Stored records
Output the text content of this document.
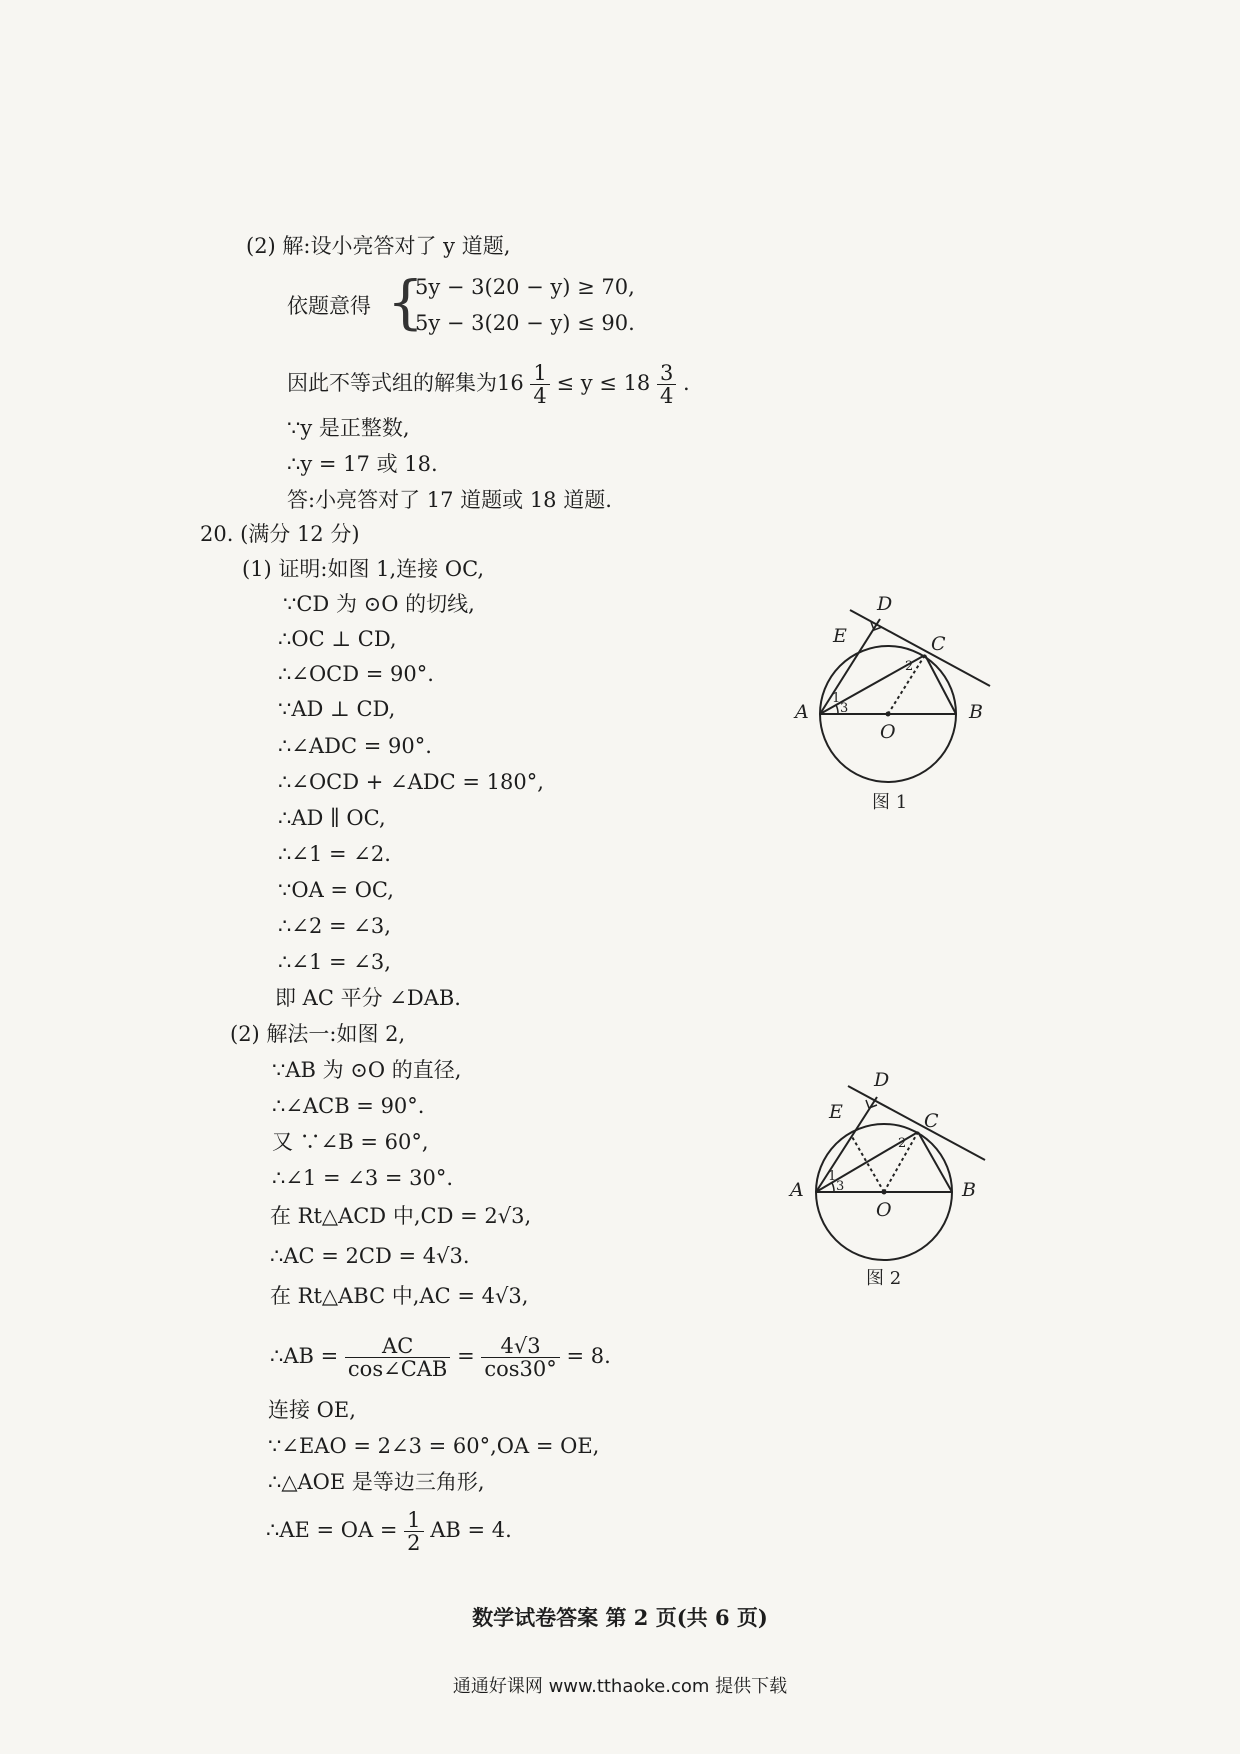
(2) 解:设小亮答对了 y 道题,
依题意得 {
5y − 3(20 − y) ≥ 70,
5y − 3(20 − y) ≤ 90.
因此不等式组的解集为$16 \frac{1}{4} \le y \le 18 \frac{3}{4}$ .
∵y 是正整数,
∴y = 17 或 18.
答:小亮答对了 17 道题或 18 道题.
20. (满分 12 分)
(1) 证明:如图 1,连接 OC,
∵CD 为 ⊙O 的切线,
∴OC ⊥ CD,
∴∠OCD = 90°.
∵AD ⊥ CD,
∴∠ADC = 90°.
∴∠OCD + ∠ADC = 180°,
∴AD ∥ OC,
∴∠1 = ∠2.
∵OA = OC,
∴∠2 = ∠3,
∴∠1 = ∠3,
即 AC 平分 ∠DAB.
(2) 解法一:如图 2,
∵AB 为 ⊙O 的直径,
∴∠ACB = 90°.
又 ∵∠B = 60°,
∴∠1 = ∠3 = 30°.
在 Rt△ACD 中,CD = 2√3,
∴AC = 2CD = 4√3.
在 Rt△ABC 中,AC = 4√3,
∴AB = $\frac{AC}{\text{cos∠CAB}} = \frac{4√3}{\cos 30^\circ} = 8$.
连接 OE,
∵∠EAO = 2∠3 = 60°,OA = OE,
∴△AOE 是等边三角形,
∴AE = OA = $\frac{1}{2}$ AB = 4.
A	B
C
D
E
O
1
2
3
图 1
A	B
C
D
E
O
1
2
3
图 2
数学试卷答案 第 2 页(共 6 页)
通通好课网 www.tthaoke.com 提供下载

_Request:_
Copy out each line of the records where the string "frac" appears.

_Written answer:_
因此不等式组的解集为$16 \frac{1}{4} \le y \le 18 \frac{3}{4}$ .
∴AB = $\frac{AC}{\text{cos∠CAB}} = \frac{4√3}{\cos 30^\circ} = 8$.
∴AE = OA = $\frac{1}{2}$ AB = 4.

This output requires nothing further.